Show each line from the listing that includes the word "Preserve".

[Collected data entries]

● ● ●

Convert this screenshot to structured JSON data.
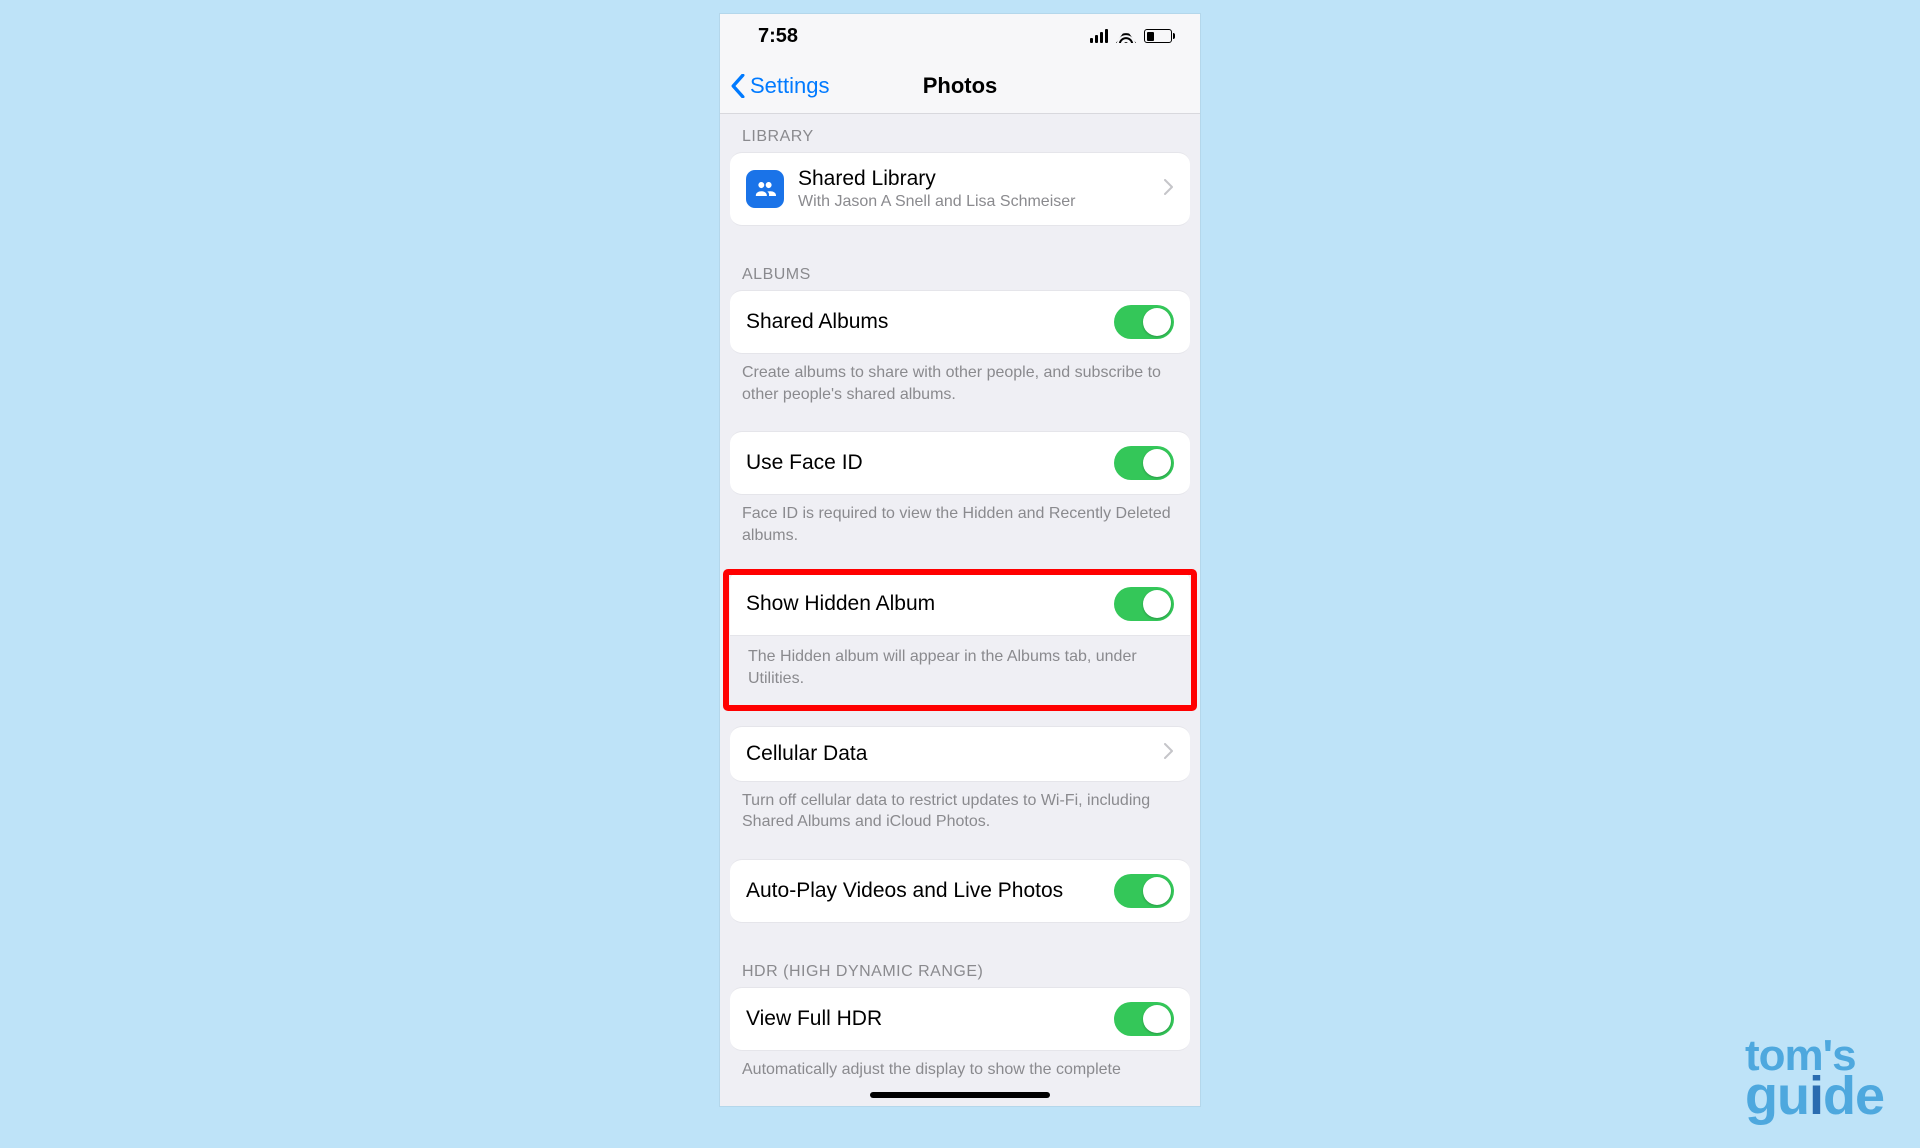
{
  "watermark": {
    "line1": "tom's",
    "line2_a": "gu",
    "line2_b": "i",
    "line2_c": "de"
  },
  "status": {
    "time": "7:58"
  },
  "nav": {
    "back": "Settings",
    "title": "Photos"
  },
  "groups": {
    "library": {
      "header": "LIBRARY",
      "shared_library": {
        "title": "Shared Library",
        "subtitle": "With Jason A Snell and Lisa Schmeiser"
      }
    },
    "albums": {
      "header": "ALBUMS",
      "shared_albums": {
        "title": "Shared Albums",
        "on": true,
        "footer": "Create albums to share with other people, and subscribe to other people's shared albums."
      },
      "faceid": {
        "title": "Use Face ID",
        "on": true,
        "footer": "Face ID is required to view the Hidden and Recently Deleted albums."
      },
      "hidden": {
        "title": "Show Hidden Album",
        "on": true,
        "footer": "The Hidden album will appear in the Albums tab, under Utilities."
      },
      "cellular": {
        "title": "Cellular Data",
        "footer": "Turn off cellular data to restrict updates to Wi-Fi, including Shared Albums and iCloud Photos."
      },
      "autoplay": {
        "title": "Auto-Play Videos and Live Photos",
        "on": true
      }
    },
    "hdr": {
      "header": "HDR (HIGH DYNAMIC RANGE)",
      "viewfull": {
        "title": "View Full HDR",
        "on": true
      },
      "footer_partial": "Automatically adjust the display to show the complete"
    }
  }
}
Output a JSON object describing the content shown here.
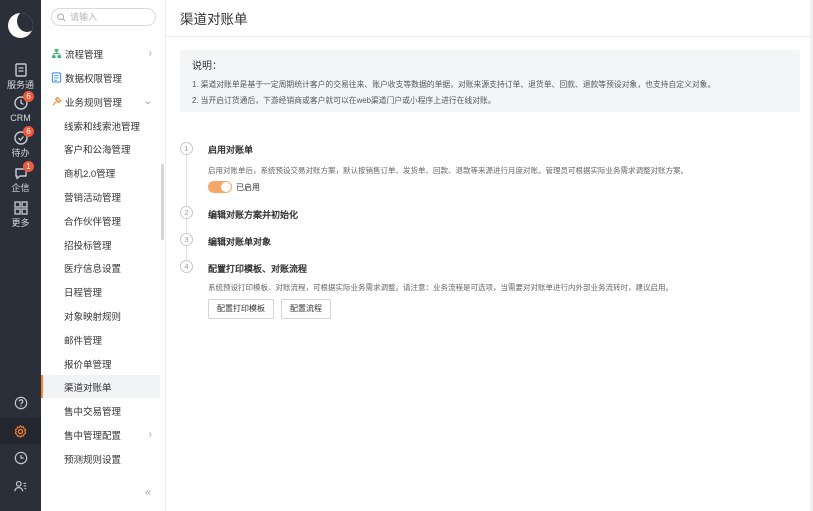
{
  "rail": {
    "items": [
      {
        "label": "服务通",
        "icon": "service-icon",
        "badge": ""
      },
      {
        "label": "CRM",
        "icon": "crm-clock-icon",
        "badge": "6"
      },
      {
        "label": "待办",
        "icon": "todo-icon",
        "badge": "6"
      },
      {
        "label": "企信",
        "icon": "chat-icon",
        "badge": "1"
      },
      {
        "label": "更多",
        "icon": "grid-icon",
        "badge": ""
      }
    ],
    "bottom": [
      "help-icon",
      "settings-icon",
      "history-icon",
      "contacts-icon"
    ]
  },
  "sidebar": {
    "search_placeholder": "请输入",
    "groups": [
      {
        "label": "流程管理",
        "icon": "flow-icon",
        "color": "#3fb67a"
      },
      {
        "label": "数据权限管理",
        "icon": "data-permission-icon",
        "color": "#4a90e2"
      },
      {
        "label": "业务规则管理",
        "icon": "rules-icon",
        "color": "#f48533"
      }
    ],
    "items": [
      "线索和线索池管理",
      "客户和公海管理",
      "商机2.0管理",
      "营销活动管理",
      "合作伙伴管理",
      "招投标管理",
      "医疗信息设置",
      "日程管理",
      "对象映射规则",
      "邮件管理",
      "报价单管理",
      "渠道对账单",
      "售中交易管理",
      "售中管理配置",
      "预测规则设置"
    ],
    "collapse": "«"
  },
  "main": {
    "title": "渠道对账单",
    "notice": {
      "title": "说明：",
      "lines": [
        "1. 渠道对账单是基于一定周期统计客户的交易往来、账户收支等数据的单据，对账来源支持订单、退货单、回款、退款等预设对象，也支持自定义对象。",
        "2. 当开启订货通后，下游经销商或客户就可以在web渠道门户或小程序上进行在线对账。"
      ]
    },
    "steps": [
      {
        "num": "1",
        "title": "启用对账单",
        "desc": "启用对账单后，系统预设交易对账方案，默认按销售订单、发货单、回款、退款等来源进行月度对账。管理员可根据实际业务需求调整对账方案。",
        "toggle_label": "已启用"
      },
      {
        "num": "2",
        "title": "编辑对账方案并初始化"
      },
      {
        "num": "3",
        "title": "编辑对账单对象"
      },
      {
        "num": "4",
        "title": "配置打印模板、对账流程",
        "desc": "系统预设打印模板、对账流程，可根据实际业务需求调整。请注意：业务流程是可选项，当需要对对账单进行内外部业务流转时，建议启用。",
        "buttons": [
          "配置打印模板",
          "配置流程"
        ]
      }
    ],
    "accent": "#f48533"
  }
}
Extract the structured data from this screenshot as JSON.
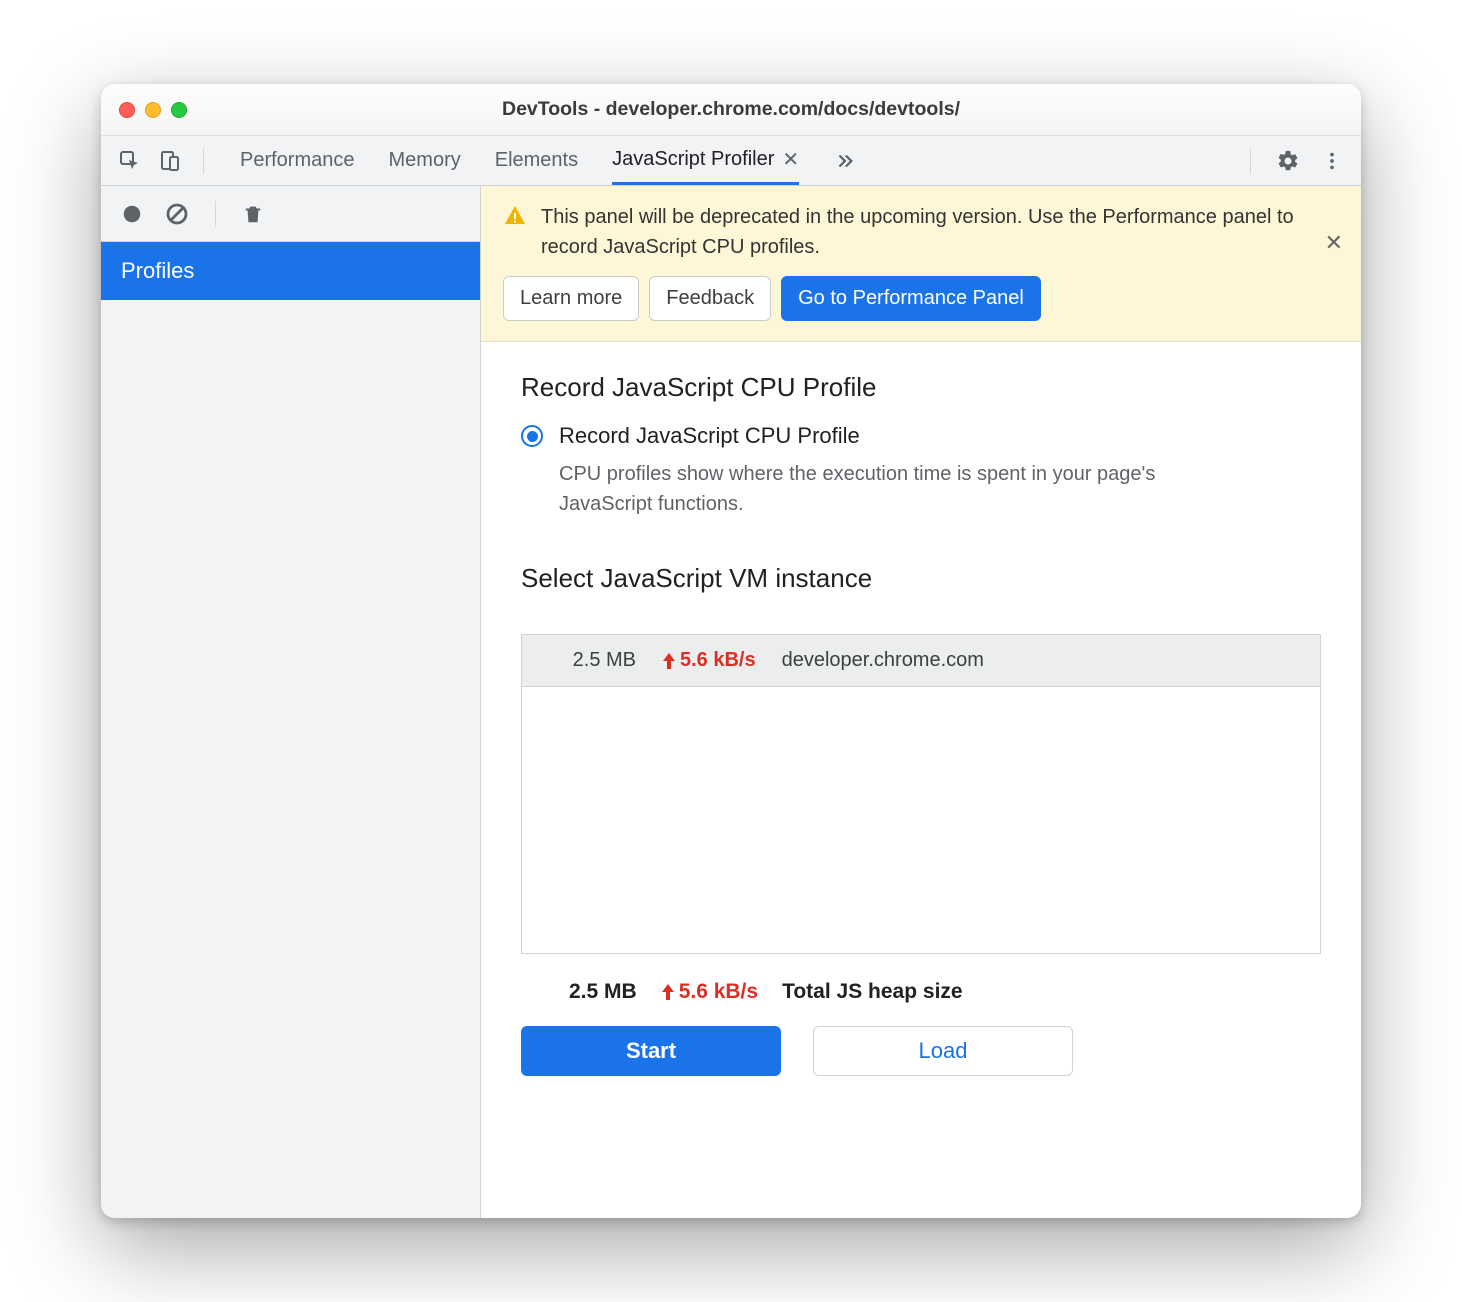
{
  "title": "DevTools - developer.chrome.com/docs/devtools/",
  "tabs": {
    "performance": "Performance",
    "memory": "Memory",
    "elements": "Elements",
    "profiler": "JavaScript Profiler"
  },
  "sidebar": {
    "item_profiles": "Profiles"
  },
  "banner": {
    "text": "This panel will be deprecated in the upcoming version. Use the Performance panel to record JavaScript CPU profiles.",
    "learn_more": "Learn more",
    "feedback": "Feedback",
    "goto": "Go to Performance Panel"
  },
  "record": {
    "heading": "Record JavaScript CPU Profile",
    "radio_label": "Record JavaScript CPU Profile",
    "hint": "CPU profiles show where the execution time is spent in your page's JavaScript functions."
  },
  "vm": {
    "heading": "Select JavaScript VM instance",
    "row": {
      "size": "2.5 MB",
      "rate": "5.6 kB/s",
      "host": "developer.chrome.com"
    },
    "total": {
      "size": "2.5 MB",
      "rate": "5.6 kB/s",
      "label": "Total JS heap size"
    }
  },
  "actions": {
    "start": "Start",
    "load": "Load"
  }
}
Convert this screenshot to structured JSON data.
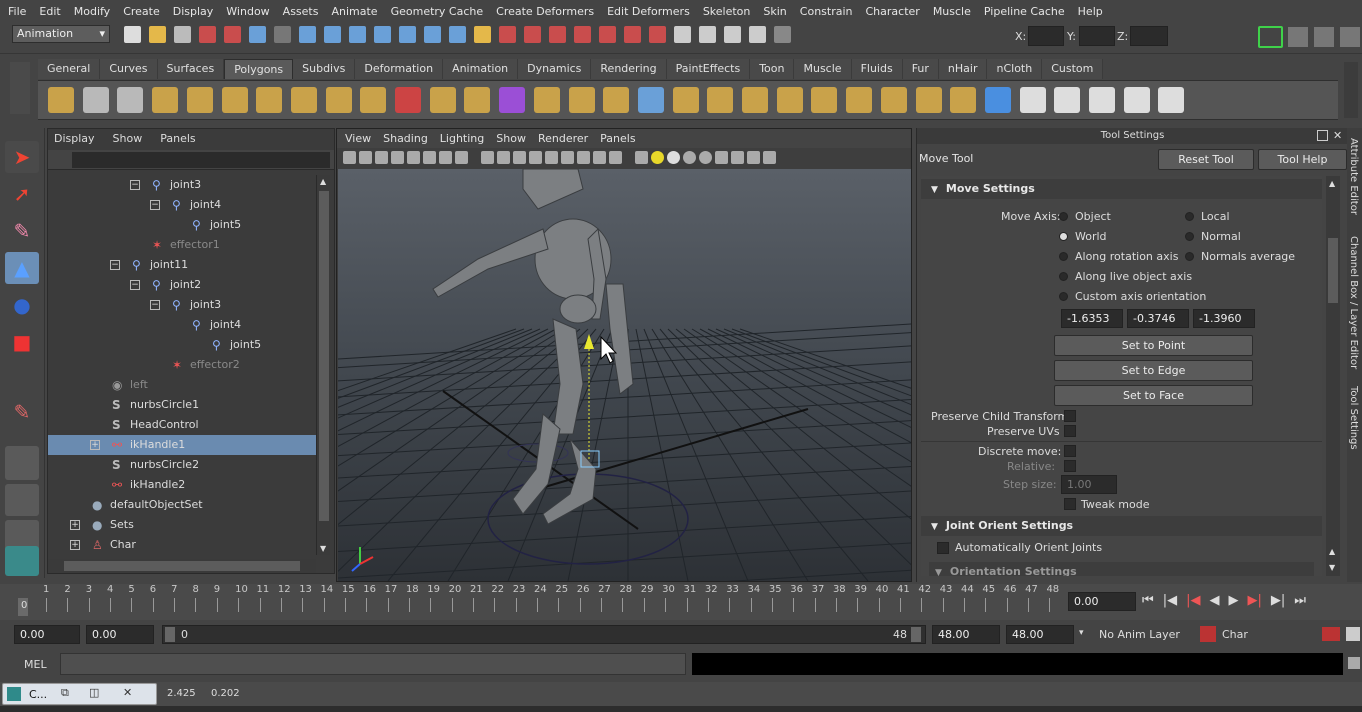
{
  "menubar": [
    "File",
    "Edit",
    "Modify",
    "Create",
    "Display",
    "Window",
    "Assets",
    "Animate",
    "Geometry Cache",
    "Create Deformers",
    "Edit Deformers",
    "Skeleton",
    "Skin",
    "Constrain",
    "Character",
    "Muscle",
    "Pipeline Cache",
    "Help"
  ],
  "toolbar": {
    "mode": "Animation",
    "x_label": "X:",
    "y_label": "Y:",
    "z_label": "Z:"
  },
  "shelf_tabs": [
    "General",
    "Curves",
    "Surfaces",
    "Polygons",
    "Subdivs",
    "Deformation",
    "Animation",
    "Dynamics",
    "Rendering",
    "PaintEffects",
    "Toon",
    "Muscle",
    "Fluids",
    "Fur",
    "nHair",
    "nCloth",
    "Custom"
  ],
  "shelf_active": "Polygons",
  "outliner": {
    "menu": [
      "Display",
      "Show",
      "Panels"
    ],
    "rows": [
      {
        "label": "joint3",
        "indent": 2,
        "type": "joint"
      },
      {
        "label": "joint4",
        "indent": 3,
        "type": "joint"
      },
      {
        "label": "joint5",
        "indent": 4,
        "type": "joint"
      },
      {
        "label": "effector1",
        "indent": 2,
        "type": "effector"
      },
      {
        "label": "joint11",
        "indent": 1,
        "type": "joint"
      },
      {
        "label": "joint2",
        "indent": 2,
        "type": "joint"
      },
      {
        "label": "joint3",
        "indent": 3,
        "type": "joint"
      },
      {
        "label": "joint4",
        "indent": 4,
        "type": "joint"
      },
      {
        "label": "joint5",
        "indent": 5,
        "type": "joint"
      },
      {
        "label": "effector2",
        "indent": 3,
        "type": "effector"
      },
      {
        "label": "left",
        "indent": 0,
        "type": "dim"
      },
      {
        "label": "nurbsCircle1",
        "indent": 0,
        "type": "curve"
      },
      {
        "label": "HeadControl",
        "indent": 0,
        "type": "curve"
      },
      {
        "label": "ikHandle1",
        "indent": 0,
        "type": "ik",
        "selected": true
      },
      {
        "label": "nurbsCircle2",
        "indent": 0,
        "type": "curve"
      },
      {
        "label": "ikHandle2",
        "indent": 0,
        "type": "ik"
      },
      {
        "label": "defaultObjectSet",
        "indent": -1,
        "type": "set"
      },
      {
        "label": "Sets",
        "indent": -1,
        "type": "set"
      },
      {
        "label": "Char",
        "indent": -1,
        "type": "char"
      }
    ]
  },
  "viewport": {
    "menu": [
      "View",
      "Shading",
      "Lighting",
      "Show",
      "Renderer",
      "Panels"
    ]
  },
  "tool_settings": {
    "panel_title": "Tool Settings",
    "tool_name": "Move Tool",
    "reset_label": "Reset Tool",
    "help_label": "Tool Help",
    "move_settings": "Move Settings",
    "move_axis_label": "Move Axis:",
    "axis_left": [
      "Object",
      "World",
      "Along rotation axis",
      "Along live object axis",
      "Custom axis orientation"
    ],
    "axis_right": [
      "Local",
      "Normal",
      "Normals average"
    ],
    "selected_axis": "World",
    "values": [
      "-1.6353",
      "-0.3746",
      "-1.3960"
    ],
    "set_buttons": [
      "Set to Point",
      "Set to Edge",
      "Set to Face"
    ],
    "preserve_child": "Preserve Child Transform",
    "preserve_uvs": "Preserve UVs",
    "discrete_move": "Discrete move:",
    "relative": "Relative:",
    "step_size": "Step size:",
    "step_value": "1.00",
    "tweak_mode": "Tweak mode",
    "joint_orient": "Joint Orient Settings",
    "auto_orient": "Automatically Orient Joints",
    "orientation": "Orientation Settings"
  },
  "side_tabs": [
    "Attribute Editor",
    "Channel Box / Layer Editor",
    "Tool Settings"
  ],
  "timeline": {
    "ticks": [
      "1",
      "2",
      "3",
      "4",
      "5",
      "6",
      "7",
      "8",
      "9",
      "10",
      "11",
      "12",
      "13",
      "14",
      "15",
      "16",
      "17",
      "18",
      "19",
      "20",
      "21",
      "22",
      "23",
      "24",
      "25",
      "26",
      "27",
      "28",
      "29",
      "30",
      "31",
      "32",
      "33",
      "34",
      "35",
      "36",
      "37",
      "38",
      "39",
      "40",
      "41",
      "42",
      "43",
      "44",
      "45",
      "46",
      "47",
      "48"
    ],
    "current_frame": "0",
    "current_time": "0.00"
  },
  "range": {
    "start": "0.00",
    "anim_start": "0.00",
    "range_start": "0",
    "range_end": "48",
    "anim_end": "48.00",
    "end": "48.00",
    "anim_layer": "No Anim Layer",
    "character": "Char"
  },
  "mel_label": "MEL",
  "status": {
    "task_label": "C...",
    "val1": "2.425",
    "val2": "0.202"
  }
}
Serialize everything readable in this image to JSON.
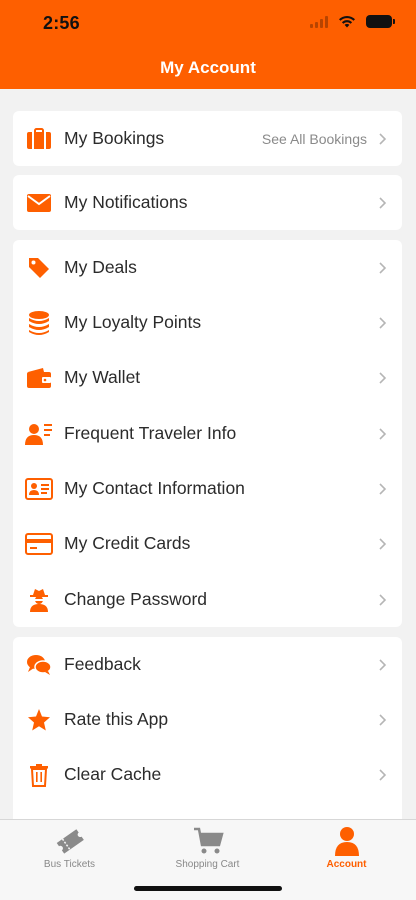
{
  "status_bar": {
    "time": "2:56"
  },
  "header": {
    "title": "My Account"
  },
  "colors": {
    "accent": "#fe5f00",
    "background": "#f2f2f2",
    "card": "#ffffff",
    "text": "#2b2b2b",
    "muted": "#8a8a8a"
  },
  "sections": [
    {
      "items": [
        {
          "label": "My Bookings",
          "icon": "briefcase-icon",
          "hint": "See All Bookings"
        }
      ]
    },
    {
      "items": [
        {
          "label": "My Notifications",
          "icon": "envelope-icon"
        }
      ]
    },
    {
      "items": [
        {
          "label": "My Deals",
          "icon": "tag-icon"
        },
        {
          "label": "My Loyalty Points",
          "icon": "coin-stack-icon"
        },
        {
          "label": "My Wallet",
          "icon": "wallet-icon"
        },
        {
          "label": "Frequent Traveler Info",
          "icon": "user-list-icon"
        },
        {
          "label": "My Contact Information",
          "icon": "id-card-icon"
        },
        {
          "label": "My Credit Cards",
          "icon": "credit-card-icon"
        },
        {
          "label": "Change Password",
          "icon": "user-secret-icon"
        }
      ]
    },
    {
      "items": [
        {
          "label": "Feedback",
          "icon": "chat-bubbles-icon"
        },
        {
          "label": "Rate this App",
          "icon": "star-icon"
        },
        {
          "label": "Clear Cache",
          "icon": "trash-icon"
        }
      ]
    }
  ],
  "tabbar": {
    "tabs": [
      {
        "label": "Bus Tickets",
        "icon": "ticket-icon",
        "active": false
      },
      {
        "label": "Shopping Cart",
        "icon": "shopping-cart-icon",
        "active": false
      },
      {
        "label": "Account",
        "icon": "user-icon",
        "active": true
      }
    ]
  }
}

● ● ●

- **EXERCISE RESULT**:
    "preserve_child": "Preserve Child Transform",
    "preserve_uvs": "Preserve UVs",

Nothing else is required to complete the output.